Your objective = Read the lines that follow and pick out every one containing the word "April".

**** Records supplied

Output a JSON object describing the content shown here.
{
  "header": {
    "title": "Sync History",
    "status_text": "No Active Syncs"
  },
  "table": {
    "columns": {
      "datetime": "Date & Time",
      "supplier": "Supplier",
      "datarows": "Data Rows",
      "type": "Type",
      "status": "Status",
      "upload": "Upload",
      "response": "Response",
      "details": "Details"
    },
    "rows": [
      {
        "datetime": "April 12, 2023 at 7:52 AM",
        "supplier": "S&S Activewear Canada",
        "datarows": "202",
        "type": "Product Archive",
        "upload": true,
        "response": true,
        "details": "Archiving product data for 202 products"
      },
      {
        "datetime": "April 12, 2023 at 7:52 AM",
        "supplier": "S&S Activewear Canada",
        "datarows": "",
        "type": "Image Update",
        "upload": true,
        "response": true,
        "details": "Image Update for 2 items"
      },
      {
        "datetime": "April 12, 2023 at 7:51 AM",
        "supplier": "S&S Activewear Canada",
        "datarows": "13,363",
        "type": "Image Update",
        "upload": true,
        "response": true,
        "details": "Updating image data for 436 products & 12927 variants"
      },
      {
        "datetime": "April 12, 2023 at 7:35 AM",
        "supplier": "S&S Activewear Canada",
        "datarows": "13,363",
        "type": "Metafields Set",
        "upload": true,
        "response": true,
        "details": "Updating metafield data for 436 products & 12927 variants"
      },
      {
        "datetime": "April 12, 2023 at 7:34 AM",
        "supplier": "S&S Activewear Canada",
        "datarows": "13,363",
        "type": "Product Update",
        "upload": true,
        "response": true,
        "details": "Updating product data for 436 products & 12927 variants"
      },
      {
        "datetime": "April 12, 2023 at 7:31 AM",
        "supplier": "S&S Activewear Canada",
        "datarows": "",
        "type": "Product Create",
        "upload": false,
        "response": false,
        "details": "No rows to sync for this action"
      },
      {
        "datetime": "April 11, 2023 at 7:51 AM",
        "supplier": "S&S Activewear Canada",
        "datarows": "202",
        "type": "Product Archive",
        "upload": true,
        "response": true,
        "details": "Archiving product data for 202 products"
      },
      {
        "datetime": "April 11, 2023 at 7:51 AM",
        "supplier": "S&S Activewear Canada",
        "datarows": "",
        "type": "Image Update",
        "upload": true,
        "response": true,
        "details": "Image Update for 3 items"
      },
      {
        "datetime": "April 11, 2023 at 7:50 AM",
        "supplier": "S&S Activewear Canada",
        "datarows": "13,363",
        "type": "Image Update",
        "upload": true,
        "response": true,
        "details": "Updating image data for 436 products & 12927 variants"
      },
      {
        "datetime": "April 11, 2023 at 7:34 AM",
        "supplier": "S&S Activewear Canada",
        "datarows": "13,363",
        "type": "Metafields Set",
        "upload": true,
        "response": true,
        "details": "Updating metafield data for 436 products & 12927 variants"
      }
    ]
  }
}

********

Solution to this exercise =
        "datetime": "April 12, 2023 at 7:52 AM",
        "datetime": "April 12, 2023 at 7:52 AM",
        "datetime": "April 12, 2023 at 7:51 AM",
        "datetime": "April 12, 2023 at 7:35 AM",
        "datetime": "April 12, 2023 at 7:34 AM",
        "datetime": "April 12, 2023 at 7:31 AM",
        "datetime": "April 11, 2023 at 7:51 AM",
        "datetime": "April 11, 2023 at 7:51 AM",
        "datetime": "April 11, 2023 at 7:50 AM",
        "datetime": "April 11, 2023 at 7:34 AM",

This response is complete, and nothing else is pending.